Similarly, Allotey et al. [
12] reported that 4% of pregnant women with COVID-19 were admitted to an ICU, 2% required invasive ventilation, and 0.2% required extracorporeal membrane oxygenation. They reported a significantly increased likelihood of all-cause mortality (odds ratio (OR) 6.09, 95% confidence interval (CI) 1.82–20.38) and ICU admission (OR 5.41, 95% CI 3.59–8.14) among pregnant and recently pregnant women with COVID-19. In a cohort study by Chinn and colleagues [
59], pregnant women with COVID-19 experienced higher rates of adverse outcomes, including ICU admissions (5.2% vs. 0.9%), need for mechanical ventilation (1.5% vs. 0.1%), and mortality (0.1% vs. 0.01%). Sangam Jha and colleagues [
60] identified a significantly increased risk of severe acute respiratory distress syndrome (ARDS) (33.3% vs. 23.4%), ICU admission (83.3% vs. 70%), and need for mechanical ventilation (66.6% vs. 48.9%) among pregnant women with COVID-19 compared to nonpregnant women.
Our study’s strengths and limitations have significant implications for policy and practice. The analyzed variables underscore the critical need for monitoring complications in COVID-19 patients. This research is founded on original data and aims to enhance the limited literature concerning pregnancy outcomes among COVID-19 patients within this region, informing clinical decision-making and ensuring safety in crises.
Additionally, this study aimed to elucidate the comparative impact of COVID-19 on pregnancy outcomes in Kazakhstan and analogous contexts. To facilitate international comparisons, we utilized universally accepted indicators to describe adverse outcomes. Furthermore, we concentrated on indicators pertinent to multidisciplinary hospital treatment technologies, which include diagnostic and treatment capabilities, resources, competencies, indications, structural developments, policies, and regional coverage, thereby minimizing potential biases.
It is important to emphasize that the findings are specific to the pandemic period and may have significant implications for case management in critical situations.
Due to the inherent characteristics of the study design and the methods employed for data collection, potential biases associated with the selected time frame and participating hospitals may have resulted in an overestimation or underestimation of the identified relationships. To mitigate this concern, we have provided 95% confidence intervals for our findings and propensity score matching of the compared groups.
While we analyzed a significant volume of data, certain confounding variables related to the study participants were outside the control of the researchers, which may affect the validity of our conclusions. For example, this study did not encompass outcomes for newborns, such as neonatal mortality and admission to the neonatal intensive care unit. We were also unable to analyze the vaccination status of pregnant women against COVID-19, as vaccination for pregnant women in Kazakhstan commenced on 15 November 2021, and relevant vaccination data were not available in electronic clinical records.
Furthermore, despite the multisite nature of the data collected, validation of our findings in a larger cohort in future research is necessary. Consequently, the generalizability of our conclusions may be limited to the specific population and settings examined in this study. To develop a more comprehensive understanding of the topic, it is essential to conduct larger-scale studies that involve diverse populations. Future research should aim to incorporate a wider array of variables and outcomes, as well as assess the impact of the studied factors on the health of newborns.

**Brief**
Copy the passage on COVID-19 and pregnancy outcomes, starting with "Due to the inherent" and going on through "the compared groups.", and substitute "clinics" for "hospitals".

Dataset items
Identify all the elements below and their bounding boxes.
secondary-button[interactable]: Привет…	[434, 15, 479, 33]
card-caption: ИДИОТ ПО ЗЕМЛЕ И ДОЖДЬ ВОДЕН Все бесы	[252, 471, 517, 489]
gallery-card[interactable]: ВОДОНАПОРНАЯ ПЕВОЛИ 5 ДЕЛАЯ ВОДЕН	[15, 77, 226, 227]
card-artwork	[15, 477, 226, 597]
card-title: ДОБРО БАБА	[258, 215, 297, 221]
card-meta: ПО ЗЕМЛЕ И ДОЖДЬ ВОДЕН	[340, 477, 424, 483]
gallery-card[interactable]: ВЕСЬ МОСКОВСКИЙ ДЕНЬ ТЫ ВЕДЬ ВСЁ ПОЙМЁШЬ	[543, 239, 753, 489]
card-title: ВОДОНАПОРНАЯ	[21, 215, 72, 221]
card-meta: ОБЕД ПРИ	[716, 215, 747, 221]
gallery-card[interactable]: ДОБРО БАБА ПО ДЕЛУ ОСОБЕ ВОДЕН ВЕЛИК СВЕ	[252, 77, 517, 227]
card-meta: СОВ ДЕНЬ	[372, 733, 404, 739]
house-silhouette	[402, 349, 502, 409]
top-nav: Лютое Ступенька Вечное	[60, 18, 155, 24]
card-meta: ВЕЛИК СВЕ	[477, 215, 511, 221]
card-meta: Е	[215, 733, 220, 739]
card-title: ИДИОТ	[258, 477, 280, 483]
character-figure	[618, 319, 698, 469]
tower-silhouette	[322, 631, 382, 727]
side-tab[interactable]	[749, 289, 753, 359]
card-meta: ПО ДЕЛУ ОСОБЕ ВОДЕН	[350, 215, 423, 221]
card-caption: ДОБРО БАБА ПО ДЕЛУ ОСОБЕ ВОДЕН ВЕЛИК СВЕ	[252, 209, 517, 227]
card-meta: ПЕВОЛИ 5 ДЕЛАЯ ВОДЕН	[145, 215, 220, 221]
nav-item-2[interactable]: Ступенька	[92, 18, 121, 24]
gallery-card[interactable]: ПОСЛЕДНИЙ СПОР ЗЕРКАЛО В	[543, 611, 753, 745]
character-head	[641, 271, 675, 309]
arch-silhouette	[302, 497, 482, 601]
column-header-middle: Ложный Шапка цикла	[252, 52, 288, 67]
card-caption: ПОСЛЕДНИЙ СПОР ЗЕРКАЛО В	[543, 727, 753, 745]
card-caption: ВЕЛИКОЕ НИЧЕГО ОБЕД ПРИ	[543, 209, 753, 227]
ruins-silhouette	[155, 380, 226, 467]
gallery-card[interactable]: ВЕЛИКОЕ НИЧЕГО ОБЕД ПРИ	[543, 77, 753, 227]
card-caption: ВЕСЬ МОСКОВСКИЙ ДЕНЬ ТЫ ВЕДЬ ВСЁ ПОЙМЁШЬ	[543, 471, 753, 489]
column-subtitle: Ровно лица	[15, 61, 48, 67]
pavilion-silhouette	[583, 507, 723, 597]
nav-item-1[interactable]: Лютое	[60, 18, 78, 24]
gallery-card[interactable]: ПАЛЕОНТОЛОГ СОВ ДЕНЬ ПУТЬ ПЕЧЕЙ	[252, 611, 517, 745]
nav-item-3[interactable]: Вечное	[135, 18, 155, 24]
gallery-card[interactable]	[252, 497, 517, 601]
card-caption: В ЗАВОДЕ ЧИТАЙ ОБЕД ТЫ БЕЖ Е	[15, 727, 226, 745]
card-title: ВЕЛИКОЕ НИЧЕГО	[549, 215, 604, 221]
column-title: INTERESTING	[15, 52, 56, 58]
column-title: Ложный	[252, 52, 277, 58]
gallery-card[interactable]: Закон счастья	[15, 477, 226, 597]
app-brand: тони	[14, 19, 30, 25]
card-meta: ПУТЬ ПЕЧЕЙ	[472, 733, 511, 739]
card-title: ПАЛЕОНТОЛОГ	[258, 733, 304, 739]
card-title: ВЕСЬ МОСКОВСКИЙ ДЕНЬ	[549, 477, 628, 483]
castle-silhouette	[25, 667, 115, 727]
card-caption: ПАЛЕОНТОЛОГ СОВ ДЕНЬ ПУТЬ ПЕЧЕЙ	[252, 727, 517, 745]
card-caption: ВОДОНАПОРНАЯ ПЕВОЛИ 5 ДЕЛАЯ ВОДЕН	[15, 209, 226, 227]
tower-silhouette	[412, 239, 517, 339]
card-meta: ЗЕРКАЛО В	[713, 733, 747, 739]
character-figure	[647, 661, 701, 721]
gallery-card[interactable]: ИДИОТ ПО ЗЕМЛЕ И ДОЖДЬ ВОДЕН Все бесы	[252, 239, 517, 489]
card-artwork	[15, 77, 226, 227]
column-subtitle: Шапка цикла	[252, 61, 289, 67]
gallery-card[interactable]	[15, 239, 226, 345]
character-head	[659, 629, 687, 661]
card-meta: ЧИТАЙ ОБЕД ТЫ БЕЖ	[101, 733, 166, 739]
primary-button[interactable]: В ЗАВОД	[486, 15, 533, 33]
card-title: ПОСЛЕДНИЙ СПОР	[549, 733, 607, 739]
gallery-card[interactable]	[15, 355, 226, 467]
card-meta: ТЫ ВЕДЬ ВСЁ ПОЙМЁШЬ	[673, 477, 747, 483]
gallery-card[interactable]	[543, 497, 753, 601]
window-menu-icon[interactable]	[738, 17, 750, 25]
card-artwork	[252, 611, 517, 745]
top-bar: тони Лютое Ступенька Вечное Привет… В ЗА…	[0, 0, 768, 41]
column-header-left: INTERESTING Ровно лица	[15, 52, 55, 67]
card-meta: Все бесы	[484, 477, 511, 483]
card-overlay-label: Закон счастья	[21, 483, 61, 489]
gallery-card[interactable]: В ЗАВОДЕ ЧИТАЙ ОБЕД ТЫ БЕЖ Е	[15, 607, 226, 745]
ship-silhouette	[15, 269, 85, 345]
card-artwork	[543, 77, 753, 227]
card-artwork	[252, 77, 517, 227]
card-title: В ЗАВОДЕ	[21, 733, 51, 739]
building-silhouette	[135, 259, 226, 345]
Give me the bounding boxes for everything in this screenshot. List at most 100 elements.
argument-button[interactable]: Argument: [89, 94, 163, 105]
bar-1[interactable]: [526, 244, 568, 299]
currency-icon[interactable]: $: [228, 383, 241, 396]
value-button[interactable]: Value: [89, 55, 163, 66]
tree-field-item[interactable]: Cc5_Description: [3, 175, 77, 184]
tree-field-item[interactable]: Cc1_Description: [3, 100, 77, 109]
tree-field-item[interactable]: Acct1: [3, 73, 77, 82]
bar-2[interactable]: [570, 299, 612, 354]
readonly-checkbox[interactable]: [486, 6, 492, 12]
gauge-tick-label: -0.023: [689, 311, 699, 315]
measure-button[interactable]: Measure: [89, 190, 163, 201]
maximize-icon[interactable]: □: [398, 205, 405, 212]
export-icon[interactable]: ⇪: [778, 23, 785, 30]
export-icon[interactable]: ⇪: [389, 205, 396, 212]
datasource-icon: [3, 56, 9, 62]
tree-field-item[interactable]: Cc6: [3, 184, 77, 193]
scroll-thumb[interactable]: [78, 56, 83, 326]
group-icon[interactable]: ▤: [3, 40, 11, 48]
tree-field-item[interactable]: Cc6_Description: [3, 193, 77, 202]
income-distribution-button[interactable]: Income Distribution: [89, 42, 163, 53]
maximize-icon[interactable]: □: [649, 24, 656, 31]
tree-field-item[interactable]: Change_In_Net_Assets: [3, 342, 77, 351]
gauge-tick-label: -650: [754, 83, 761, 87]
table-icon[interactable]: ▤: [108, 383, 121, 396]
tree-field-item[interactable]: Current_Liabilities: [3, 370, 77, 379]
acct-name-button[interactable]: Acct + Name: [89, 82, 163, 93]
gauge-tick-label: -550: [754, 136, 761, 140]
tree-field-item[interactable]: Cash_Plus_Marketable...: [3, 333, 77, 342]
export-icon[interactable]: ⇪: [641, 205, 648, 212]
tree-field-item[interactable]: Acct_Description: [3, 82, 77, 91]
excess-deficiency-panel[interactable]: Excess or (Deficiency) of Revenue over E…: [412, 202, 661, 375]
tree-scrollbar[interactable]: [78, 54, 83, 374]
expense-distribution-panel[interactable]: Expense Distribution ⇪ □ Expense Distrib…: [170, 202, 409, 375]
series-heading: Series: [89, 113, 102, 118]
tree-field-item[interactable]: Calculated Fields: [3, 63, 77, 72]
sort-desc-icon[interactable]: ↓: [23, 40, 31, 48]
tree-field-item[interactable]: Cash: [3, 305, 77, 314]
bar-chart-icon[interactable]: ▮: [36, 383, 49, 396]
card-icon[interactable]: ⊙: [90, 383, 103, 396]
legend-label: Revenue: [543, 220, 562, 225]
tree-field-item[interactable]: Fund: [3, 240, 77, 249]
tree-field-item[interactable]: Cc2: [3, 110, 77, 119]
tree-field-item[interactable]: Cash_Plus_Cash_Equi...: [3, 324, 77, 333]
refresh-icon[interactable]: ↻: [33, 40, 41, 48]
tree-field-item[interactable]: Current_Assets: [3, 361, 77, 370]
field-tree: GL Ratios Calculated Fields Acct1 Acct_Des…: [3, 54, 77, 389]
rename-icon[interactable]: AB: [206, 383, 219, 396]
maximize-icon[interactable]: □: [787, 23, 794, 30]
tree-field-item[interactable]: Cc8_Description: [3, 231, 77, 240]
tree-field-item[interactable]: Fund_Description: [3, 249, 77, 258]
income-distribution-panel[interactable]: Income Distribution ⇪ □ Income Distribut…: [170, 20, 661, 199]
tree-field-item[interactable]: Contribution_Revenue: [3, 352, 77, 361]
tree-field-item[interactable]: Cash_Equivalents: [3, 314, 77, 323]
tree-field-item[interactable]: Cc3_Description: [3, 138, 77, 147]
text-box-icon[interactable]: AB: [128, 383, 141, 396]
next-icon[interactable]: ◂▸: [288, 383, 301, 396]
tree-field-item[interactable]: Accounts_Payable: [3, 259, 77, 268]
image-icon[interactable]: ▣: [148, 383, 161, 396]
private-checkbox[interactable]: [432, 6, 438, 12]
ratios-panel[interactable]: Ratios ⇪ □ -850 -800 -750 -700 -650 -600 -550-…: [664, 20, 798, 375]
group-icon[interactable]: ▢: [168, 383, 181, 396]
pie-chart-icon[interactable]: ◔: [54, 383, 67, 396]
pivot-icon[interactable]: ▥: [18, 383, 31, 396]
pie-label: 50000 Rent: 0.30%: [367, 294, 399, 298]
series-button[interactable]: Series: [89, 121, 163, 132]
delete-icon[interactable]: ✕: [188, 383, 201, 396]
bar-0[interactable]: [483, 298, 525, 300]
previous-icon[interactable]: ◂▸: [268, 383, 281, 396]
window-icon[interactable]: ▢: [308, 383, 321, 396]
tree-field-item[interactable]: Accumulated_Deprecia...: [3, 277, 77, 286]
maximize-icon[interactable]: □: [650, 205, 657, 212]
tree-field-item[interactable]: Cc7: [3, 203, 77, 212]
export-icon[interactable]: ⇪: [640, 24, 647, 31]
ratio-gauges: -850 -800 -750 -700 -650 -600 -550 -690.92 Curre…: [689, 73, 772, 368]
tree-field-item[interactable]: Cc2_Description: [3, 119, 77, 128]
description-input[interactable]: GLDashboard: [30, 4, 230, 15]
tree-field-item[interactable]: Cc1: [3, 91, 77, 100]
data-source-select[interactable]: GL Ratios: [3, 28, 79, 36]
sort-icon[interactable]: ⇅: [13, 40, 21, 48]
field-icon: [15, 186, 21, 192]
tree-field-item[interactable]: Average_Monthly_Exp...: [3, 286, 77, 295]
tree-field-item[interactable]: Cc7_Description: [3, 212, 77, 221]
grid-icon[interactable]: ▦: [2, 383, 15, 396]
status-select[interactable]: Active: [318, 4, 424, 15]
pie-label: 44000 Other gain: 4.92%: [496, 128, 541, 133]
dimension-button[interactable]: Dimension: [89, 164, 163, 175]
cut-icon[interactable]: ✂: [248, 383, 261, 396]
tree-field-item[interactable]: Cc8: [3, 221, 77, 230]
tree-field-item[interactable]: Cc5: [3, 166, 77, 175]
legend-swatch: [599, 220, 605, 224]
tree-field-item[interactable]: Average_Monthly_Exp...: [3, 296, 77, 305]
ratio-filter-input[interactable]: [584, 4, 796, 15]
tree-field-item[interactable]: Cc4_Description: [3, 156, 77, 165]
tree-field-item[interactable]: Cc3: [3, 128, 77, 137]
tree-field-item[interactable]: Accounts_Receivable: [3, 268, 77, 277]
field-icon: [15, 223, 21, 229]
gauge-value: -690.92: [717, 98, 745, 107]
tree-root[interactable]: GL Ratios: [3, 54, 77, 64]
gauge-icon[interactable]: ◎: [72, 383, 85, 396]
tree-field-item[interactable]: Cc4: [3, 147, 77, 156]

**Solution to this exercise**
Due to the inherent characteristics of the study design and the methods employed for data collection, potential biases associated with the selected time frame and participating clinics may have resulted in an overestimation or underestimation of the identified relationships. To mitigate this concern, we have provided 95% confidence intervals for our findings and propensity score matching of the compared groups.